## START Exercise input
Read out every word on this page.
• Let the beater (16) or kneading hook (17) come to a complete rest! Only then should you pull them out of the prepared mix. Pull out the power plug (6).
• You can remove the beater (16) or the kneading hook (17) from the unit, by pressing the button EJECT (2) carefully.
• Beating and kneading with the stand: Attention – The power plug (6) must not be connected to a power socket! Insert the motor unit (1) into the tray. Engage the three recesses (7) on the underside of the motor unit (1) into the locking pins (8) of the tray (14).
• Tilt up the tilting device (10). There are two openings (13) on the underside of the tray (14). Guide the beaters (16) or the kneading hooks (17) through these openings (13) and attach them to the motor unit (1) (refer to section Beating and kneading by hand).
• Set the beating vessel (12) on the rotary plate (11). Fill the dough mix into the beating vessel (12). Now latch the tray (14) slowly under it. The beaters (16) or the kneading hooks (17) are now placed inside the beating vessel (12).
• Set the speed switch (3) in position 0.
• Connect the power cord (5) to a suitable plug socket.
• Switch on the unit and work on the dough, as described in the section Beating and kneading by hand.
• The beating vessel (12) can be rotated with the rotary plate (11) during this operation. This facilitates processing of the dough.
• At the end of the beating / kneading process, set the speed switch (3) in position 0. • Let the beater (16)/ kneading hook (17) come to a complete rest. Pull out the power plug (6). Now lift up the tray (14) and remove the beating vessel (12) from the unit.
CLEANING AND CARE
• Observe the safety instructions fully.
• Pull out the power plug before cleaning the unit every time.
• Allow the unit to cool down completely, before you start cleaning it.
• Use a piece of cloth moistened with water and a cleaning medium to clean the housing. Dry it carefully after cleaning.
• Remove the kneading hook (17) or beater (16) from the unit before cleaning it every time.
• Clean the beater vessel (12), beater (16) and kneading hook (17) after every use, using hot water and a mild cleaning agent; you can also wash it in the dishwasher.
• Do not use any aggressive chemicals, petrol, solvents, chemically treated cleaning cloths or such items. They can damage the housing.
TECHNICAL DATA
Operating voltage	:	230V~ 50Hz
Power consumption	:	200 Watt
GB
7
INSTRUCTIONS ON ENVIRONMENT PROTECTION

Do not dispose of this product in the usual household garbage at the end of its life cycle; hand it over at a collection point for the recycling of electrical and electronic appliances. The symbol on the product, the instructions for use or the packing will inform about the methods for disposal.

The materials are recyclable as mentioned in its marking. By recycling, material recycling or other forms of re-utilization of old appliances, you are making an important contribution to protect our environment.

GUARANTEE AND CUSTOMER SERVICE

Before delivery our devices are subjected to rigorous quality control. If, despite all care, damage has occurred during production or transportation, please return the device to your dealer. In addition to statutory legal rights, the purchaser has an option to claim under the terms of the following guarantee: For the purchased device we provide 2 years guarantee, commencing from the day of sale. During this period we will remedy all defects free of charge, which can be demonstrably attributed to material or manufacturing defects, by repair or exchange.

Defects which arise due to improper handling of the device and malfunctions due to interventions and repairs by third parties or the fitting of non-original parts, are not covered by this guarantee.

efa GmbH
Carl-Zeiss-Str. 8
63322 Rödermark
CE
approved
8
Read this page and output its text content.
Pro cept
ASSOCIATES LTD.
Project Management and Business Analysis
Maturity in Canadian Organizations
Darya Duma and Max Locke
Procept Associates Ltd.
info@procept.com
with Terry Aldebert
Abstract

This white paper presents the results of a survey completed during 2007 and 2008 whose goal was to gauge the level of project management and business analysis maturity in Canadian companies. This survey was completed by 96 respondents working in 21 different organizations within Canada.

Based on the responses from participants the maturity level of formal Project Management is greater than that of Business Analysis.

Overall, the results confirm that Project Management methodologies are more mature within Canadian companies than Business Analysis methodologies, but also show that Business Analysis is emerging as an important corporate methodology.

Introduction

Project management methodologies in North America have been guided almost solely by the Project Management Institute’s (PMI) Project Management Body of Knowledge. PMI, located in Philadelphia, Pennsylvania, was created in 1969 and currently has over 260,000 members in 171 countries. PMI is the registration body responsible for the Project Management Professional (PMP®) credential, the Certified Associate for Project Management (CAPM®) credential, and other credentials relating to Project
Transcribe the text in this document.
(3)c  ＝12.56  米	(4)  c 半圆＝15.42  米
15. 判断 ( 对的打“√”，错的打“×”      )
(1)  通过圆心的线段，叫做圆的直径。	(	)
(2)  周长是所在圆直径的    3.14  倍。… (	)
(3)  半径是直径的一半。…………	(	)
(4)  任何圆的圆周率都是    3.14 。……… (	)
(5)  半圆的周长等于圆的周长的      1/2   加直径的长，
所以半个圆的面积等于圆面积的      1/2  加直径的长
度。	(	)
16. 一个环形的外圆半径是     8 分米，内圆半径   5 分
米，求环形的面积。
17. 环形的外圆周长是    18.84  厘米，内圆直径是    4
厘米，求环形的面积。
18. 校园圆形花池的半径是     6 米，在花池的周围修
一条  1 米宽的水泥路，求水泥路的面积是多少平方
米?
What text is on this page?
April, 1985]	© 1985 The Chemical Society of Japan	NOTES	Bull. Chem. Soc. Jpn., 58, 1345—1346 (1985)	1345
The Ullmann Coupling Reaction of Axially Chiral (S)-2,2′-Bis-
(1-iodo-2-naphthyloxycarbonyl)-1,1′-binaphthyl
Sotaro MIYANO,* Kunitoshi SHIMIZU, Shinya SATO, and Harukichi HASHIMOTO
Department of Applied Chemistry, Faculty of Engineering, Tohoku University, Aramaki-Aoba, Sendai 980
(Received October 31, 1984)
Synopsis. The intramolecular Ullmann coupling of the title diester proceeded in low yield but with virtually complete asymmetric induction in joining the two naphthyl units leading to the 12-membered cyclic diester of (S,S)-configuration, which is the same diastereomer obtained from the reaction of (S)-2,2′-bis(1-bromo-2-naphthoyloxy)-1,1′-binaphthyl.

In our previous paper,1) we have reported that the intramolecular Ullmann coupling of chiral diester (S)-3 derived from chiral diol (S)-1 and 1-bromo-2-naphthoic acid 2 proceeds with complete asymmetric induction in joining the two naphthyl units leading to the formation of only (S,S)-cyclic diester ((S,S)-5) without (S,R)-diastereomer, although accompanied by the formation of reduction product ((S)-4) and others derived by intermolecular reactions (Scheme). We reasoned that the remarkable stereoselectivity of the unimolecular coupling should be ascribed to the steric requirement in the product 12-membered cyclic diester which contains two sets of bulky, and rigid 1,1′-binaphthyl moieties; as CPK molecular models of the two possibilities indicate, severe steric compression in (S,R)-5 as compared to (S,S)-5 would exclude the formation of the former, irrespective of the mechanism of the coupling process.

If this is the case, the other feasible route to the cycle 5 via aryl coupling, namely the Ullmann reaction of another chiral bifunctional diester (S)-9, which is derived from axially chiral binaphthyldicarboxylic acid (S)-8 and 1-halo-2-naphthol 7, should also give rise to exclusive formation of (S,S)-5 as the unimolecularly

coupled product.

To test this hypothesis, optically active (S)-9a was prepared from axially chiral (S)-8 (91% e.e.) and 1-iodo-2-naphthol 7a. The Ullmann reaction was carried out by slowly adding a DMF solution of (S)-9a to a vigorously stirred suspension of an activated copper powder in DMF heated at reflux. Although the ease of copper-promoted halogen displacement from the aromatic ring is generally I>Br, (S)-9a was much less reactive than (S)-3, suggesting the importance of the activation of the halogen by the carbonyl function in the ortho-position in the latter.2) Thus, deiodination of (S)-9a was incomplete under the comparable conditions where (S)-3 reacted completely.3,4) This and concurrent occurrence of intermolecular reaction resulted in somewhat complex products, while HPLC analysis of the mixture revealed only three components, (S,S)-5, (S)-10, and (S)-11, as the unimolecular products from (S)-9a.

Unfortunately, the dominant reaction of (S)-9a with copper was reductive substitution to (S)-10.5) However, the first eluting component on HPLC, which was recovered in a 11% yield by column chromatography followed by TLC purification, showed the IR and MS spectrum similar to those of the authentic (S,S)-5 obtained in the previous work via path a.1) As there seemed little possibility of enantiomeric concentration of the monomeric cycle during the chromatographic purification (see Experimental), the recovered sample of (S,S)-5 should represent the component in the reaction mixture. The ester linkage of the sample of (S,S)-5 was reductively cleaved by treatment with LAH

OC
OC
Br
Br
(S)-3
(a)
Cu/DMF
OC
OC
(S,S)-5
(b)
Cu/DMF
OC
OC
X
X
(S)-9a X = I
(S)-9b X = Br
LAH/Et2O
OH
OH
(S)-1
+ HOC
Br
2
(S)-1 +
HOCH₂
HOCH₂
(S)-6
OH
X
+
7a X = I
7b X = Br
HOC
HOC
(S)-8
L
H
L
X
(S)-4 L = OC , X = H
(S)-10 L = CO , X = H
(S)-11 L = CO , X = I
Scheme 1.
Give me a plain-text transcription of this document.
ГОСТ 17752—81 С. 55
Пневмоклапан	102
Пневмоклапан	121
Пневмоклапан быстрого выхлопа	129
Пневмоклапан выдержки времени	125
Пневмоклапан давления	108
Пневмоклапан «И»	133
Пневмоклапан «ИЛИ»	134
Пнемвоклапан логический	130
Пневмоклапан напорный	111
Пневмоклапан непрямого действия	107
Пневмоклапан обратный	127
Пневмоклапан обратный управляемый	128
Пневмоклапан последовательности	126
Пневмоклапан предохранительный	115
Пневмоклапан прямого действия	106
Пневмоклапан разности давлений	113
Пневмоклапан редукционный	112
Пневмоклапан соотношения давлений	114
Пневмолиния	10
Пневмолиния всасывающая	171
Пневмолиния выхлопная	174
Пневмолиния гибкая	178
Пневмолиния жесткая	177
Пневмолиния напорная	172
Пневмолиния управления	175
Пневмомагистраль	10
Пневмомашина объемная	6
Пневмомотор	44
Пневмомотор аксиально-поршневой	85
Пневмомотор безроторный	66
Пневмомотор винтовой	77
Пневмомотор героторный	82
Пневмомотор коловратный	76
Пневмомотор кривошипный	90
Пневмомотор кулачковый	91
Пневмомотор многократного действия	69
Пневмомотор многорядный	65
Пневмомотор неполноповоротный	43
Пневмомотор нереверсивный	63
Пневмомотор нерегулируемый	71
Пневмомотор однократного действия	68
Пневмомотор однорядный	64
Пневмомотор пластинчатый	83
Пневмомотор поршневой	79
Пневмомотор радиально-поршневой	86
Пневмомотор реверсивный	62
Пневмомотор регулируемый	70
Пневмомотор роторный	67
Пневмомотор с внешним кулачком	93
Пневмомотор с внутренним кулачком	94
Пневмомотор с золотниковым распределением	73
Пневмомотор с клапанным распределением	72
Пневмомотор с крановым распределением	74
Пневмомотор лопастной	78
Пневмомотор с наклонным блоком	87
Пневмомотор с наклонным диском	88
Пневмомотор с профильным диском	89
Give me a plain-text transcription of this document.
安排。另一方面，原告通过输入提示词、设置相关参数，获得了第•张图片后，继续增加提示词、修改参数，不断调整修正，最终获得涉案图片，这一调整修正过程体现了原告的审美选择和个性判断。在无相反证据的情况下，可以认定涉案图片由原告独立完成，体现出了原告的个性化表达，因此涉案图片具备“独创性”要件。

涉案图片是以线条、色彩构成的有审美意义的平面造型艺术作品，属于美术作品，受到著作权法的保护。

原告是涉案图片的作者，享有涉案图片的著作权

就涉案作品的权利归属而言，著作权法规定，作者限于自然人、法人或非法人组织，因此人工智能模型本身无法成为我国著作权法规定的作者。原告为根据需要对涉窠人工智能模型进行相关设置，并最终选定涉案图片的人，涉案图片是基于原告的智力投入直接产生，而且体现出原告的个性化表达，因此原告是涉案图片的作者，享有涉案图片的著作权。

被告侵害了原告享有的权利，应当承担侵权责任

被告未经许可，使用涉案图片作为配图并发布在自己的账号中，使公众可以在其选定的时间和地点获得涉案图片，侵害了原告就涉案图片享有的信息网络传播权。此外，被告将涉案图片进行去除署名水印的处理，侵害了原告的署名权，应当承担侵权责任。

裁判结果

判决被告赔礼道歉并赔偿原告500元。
## END Exercise input
Directions for this task —
Select, from the listing, all lines that include the word "results".

Task result —
This white paper presents the results of a survey completed during 2007 and 2008 whose goal was to gauge the level of project management and business analysis maturity in Canadian companies. This survey was completed by 96 respondents working in 21 different organizations within Canada.
Overall, the results confirm that Project Management methodologies are more mature within Canadian companies than Business Analysis methodologies, but also show that Business Analysis is emerging as an important corporate methodology.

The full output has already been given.